▶ WRITTEN TASK:
Pull out every line from the listing that has the word "clerk".

▶ EXERCISE INPUT:
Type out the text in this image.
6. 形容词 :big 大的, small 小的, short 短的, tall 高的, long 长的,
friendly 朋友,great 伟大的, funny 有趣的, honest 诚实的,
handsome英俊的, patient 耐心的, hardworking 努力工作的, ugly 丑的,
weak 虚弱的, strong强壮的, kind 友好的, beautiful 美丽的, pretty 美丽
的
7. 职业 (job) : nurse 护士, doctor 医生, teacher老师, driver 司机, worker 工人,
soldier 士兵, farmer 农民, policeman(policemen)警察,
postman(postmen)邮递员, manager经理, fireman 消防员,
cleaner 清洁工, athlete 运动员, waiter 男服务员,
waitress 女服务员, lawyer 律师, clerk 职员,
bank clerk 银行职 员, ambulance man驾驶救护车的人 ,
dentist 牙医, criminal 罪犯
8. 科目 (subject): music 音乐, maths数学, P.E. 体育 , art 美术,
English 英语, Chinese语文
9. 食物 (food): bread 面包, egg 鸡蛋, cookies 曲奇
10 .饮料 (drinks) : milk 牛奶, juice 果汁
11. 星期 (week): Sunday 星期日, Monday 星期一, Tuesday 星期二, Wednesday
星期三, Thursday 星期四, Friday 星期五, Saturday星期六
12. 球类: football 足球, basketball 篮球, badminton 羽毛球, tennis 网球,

▶ ANSWER TO THE PROBLEM:
waitress 女服务员, lawyer 律师, clerk 职员,
bank clerk 银行职 员, ambulance man驾驶救护车的人 ,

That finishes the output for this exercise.